What to do. For every line in the data below that contains "Gobernador", copy the line.

Data extract.
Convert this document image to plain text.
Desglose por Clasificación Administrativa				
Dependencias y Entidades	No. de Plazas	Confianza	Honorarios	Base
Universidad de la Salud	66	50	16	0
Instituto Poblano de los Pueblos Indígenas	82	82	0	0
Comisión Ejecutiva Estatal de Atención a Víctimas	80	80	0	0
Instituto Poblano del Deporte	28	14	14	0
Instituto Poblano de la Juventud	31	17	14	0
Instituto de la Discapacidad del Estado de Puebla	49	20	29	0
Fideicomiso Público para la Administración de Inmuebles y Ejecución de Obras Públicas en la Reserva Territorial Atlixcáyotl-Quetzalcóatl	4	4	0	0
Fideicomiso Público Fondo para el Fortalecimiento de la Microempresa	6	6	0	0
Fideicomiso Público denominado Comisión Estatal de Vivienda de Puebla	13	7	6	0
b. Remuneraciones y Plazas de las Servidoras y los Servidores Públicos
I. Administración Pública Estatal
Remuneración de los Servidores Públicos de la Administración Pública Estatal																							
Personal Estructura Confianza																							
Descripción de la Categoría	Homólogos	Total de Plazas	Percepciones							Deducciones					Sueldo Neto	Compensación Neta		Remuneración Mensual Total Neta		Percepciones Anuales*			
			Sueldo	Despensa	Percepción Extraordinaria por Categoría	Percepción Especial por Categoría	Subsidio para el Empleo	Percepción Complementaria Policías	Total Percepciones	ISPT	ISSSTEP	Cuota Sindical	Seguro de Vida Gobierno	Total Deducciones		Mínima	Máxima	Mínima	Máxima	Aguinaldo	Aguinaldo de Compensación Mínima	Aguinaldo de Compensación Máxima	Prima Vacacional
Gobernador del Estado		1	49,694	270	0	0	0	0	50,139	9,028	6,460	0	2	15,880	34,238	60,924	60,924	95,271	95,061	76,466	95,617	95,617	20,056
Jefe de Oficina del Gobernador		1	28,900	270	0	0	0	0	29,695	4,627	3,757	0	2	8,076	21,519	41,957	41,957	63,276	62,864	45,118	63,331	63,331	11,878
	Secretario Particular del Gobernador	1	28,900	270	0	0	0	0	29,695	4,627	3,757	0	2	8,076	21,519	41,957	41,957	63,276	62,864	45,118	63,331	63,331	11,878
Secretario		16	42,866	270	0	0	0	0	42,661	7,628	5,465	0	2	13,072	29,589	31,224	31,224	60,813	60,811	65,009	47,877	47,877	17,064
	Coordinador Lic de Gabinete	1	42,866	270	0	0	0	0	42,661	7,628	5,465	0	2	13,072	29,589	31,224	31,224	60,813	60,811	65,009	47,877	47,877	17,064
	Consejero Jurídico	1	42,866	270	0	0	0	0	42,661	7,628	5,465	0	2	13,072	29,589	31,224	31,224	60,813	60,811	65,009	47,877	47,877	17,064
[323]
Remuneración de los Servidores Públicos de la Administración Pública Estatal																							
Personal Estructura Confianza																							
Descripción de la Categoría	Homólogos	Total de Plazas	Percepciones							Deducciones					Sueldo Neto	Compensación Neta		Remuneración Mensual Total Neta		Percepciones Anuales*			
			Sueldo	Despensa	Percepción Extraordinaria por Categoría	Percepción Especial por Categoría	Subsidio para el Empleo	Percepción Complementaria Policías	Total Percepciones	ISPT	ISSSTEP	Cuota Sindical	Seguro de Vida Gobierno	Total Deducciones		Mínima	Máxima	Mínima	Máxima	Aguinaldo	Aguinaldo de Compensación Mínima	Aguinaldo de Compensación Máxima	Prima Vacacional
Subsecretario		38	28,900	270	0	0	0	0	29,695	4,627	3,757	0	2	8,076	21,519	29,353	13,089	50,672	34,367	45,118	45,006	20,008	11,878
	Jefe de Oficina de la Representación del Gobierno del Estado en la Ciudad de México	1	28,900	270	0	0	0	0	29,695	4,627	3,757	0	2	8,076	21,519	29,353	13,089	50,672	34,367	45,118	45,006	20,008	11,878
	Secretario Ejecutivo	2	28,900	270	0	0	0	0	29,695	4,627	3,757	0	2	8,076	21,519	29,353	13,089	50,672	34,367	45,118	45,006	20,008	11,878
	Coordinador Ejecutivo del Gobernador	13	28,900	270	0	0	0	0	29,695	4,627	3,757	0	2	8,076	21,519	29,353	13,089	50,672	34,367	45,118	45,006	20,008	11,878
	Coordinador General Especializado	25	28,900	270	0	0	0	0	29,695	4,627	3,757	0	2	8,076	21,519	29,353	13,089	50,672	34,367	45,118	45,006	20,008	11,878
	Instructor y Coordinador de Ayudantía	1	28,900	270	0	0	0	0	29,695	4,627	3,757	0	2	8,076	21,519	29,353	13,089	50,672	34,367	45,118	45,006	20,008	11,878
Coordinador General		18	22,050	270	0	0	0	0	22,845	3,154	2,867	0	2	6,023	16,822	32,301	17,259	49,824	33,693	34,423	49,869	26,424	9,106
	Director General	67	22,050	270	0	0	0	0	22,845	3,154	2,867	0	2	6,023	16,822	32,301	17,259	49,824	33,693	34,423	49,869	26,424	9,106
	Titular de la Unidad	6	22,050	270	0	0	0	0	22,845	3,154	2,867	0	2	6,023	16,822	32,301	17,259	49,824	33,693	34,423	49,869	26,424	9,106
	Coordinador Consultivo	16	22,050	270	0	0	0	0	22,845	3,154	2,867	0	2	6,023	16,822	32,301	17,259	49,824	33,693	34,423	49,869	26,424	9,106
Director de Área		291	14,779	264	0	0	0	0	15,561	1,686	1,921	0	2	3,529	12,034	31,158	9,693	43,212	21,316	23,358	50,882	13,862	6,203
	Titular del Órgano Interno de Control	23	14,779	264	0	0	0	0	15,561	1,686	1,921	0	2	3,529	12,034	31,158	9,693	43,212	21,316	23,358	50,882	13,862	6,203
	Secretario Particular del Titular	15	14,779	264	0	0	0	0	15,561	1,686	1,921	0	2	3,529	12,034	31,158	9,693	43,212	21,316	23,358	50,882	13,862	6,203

Solution for this problem.
Gobernador del Estado		1	49,694	270	0	0	0	0	50,139	9,028	6,460	0	2	15,880	34,238	60,924	60,924	95,271	95,061	76,466	95,617	95,617	20,056
Jefe de Oficina del Gobernador		1	28,900	270	0	0	0	0	29,695	4,627	3,757	0	2	8,076	21,519	41,957	41,957	63,276	62,864	45,118	63,331	63,331	11,878
	Secretario Particular del Gobernador	1	28,900	270	0	0	0	0	29,695	4,627	3,757	0	2	8,076	21,519	41,957	41,957	63,276	62,864	45,118	63,331	63,331	11,878
	Coordinador Ejecutivo del Gobernador	13	28,900	270	0	0	0	0	29,695	4,627	3,757	0	2	8,076	21,519	29,353	13,089	50,672	34,367	45,118	45,006	20,008	11,878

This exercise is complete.